> _WHAT IS REQUIRED_
Reproduce the listing word for word, beginning at the line that contains "Itemize the components" and stopping after the line that contains "triangle-decoration-right-icon [612, 46, 628, 84]", with both of those lines included. Leave the pictures out of your answer.

> _INPUT DATA_
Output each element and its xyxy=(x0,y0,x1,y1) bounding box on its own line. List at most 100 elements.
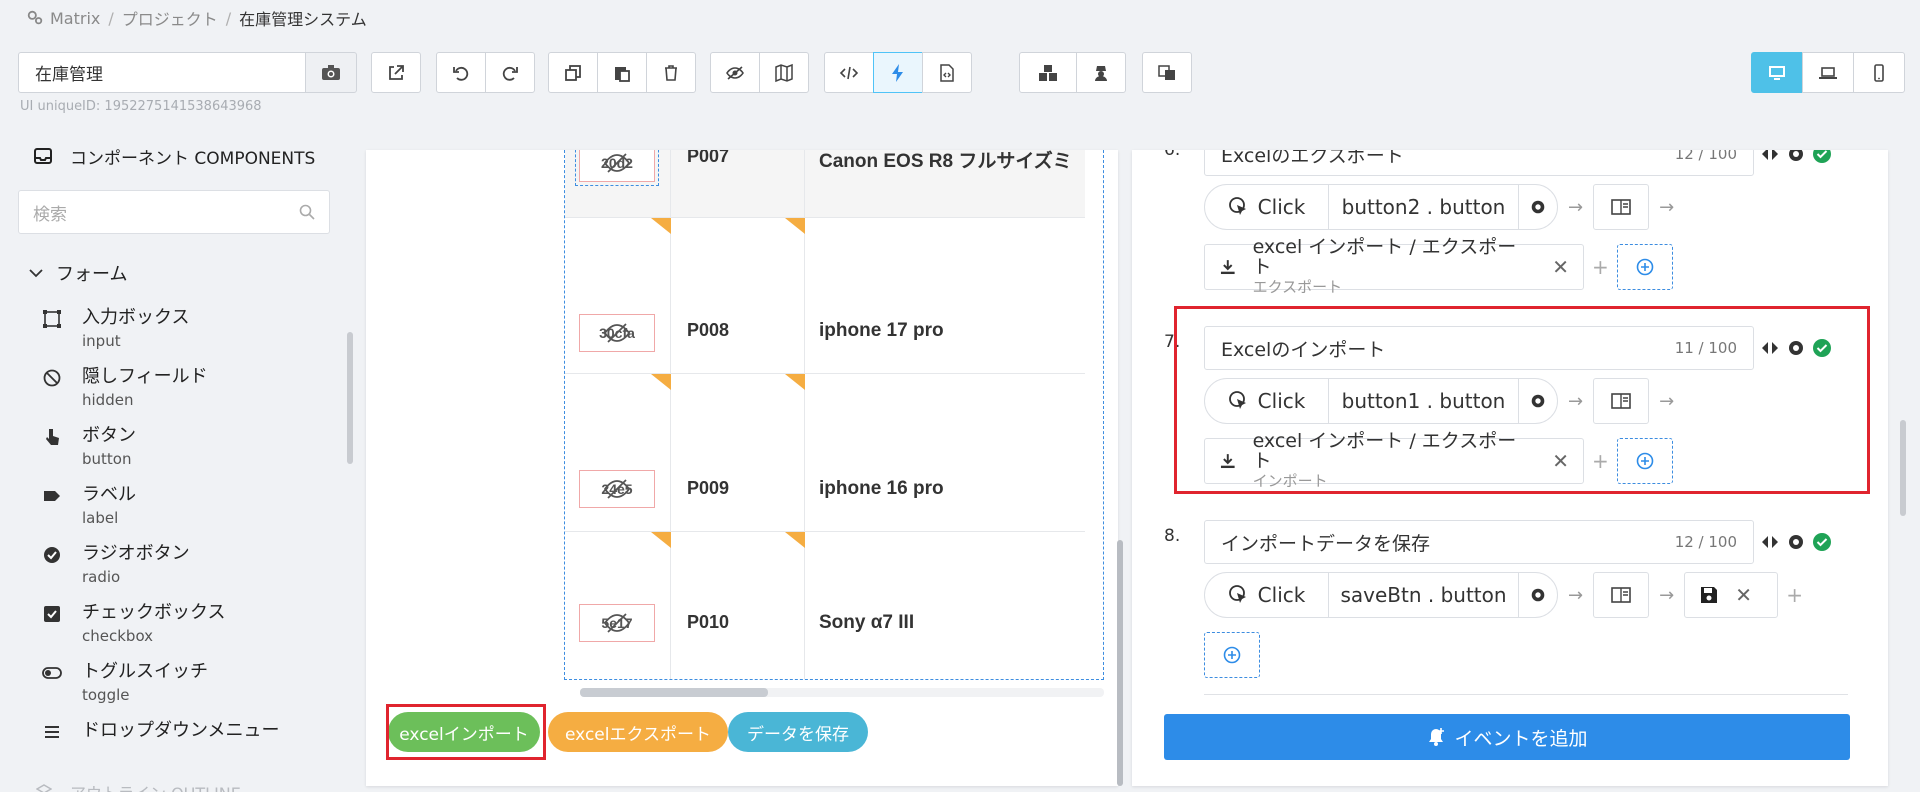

==

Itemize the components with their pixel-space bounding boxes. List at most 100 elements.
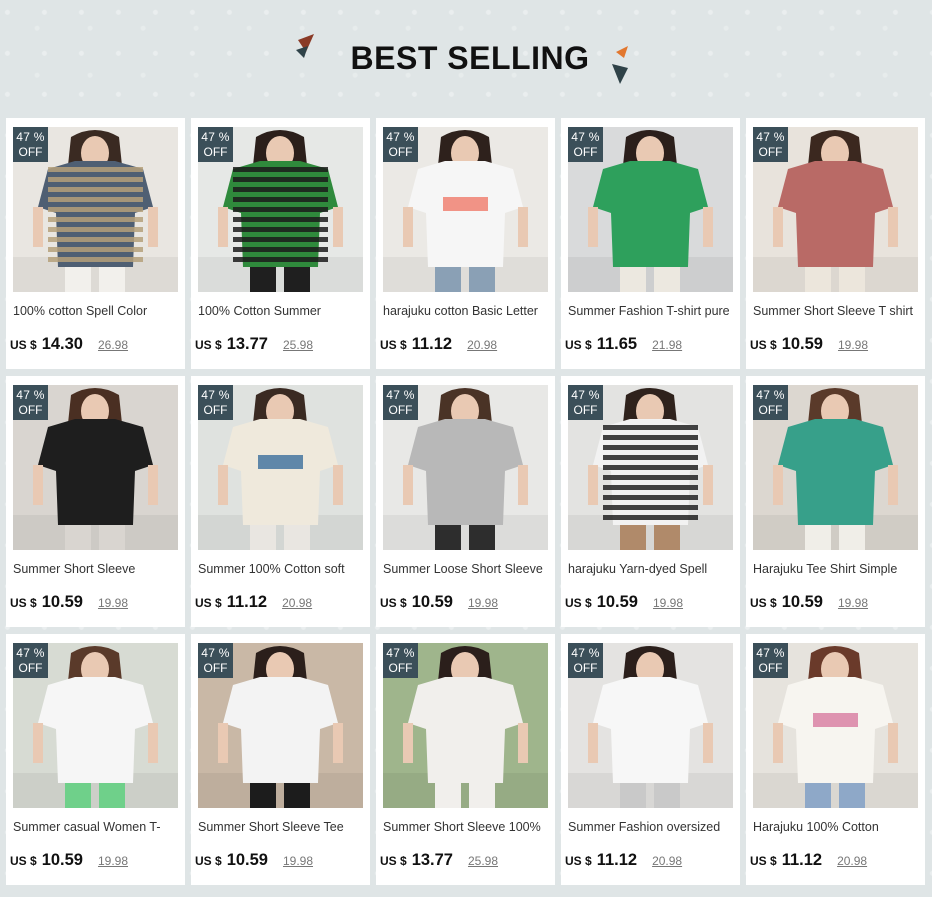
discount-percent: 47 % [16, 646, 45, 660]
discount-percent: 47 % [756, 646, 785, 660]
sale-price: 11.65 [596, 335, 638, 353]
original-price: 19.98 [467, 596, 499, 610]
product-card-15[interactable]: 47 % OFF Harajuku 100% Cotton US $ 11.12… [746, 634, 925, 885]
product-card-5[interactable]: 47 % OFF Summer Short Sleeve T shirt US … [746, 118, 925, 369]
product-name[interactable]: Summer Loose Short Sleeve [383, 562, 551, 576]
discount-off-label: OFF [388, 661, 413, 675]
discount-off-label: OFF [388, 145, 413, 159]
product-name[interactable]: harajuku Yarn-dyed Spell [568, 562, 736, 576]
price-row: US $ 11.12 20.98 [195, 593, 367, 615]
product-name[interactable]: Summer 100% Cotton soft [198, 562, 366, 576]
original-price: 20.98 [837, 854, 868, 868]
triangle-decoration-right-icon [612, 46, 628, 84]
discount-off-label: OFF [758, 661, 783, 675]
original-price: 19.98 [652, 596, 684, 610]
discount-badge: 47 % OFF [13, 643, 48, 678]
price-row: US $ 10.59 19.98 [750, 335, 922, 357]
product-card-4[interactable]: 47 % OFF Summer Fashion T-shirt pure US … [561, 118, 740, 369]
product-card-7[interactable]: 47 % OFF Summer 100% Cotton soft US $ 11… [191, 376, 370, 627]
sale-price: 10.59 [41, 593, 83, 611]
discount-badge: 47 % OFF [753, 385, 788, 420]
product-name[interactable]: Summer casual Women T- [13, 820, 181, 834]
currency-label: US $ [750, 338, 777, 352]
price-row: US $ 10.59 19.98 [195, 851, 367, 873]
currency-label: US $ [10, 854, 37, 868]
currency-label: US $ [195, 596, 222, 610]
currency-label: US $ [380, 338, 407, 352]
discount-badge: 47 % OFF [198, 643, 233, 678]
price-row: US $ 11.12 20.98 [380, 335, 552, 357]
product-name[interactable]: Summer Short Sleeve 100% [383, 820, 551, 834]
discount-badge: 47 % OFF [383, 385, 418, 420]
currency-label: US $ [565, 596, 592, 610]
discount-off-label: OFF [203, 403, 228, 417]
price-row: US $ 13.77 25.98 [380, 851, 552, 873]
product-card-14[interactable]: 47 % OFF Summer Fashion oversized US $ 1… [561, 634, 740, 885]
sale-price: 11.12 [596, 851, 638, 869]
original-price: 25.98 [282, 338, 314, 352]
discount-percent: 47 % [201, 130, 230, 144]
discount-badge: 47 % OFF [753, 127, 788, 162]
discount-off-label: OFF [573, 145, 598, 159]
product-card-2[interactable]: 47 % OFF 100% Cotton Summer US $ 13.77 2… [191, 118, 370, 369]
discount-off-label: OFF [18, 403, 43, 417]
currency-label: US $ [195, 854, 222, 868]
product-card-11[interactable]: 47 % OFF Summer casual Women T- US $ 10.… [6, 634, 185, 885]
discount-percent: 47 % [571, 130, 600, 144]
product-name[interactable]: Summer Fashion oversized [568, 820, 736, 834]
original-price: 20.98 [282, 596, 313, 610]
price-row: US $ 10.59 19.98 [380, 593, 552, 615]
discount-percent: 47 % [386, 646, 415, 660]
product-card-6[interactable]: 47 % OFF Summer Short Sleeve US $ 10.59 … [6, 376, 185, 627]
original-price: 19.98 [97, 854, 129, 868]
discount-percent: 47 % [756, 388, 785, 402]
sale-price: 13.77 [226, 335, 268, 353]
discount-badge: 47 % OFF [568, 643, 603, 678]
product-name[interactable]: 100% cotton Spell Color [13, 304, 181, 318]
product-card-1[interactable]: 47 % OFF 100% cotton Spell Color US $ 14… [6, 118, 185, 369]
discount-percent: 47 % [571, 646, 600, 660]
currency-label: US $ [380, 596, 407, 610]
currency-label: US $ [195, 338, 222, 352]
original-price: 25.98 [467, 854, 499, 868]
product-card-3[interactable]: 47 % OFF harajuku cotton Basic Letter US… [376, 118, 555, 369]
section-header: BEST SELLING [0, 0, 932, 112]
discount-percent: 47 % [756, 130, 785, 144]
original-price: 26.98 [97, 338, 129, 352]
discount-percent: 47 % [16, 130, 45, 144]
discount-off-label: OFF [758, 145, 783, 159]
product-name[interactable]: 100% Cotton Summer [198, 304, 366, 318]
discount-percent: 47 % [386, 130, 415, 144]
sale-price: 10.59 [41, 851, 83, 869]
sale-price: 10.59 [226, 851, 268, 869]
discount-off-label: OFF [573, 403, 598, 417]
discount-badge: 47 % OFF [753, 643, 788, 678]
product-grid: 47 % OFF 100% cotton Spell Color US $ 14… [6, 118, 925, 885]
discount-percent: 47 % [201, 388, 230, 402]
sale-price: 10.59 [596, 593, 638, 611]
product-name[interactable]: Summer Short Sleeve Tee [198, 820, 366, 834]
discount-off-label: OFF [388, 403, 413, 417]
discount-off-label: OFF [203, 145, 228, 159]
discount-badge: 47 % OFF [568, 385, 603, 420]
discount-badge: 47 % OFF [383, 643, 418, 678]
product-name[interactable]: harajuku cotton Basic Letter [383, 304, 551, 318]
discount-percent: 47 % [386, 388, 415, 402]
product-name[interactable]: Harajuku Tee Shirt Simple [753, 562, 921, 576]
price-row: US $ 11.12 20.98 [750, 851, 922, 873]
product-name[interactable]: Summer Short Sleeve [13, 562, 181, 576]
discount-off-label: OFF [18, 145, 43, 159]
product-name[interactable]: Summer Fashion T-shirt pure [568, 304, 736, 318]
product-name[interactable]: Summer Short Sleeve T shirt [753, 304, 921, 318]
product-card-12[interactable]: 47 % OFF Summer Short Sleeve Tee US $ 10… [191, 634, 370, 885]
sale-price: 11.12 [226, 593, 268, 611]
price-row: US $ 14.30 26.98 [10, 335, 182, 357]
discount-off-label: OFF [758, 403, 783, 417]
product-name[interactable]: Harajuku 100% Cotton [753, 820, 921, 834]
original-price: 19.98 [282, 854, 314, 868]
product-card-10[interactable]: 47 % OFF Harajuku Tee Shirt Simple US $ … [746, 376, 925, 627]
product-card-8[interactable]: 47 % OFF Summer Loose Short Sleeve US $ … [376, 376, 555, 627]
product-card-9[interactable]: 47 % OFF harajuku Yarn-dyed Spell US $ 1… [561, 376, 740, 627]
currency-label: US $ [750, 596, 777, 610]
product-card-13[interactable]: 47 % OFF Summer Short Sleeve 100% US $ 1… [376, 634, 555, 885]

> _OUTPUT BELOW_
Itemize the components with their pixel-space bounding boxes. List at most 100 elements.
discount-percent: 47 % [16, 646, 45, 660]
discount-percent: 47 % [756, 646, 785, 660]
sale-price: 11.65 [596, 335, 638, 353]
original-price: 19.98 [467, 596, 499, 610]
product-card-15[interactable]: 47 % OFF Harajuku 100% Cotton US $ 11.12… [746, 634, 925, 885]
product-card-5[interactable]: 47 % OFF Summer Short Sleeve T shirt US … [746, 118, 925, 369]
product-name[interactable]: Summer Loose Short Sleeve [383, 562, 551, 576]
discount-off-label: OFF [388, 661, 413, 675]
discount-off-label: OFF [388, 145, 413, 159]
product-name[interactable]: harajuku Yarn-dyed Spell [568, 562, 736, 576]
price-row: US $ 11.12 20.98 [195, 593, 367, 615]
product-name[interactable]: Summer 100% Cotton soft [198, 562, 366, 576]
original-price: 20.98 [837, 854, 868, 868]
triangle-decoration-right-icon [612, 46, 628, 84]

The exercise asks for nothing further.